• Aim of the task: Of the lines in the records that follow, how many include the word "true"? Answer with a bare number.

-- START OF Provided records --

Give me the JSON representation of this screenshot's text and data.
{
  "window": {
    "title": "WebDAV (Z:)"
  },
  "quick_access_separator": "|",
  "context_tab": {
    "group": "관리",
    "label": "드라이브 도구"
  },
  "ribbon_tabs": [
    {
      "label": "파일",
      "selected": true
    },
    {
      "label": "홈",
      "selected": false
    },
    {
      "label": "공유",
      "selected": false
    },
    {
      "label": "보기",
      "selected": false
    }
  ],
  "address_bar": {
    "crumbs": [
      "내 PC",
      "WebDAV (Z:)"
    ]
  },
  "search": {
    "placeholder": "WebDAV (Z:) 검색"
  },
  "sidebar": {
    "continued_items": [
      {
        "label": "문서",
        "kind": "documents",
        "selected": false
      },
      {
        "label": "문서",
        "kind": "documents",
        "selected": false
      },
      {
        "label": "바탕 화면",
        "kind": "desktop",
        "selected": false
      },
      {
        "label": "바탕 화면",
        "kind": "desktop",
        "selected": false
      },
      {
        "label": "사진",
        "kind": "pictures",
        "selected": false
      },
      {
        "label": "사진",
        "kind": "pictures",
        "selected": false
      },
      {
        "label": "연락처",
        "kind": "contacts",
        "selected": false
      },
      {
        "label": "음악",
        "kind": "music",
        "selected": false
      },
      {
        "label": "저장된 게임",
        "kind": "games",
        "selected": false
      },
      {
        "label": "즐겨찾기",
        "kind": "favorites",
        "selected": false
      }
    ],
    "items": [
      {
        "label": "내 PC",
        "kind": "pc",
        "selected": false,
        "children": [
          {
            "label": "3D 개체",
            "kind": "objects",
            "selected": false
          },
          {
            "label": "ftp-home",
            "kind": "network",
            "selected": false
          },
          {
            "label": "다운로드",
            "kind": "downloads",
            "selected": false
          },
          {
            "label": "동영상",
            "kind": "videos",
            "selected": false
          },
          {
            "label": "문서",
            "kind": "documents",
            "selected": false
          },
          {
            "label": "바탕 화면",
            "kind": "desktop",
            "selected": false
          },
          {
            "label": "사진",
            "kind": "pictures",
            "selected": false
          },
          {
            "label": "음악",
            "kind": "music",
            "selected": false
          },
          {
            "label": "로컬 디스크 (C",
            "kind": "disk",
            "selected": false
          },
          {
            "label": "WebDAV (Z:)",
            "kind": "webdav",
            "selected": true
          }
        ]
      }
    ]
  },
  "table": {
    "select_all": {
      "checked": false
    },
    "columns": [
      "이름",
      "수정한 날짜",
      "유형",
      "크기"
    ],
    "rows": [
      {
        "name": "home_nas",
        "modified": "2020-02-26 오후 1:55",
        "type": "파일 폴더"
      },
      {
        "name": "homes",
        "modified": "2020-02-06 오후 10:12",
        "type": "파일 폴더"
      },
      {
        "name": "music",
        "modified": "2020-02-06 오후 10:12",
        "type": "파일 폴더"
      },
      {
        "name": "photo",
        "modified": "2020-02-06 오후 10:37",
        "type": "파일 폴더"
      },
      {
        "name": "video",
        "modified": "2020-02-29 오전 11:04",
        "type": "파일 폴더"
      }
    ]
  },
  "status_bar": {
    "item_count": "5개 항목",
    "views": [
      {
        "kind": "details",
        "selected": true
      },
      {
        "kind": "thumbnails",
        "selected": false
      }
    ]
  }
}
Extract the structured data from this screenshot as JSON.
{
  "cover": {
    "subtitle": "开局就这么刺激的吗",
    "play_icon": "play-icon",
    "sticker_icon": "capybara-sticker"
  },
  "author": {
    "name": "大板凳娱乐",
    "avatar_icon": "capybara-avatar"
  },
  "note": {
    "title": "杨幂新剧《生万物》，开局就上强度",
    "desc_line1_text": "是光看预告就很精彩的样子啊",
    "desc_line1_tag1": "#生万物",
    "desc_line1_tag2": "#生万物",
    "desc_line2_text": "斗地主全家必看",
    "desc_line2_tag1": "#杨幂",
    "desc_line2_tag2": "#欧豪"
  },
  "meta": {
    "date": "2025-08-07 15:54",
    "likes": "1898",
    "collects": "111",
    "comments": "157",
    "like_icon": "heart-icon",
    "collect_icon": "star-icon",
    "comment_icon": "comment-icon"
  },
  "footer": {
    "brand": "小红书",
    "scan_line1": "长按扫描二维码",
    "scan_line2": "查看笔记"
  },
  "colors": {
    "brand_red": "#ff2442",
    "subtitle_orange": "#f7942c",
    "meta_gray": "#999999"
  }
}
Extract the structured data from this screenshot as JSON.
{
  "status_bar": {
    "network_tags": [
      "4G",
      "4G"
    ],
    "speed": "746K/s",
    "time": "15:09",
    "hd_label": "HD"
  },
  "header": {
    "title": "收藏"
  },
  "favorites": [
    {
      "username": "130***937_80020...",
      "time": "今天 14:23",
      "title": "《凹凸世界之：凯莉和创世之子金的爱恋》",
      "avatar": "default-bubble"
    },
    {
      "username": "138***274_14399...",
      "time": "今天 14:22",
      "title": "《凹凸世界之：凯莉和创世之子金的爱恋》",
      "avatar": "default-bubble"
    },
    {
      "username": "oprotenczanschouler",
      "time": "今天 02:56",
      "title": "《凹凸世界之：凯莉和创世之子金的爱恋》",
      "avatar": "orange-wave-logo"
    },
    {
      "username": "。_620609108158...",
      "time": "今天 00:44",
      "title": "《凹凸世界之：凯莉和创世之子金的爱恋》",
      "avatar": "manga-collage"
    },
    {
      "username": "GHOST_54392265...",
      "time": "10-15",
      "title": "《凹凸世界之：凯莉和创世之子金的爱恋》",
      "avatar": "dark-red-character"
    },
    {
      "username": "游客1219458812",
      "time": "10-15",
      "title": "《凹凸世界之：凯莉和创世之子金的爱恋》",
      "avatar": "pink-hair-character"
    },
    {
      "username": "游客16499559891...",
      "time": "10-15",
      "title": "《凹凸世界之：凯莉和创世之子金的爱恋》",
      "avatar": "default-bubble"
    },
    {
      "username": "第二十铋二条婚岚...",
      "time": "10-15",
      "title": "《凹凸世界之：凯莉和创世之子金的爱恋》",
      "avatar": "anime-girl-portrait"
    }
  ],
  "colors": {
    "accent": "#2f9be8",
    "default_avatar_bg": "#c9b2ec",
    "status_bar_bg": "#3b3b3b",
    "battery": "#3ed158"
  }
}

-- END OF Provided records --

• Output below: 3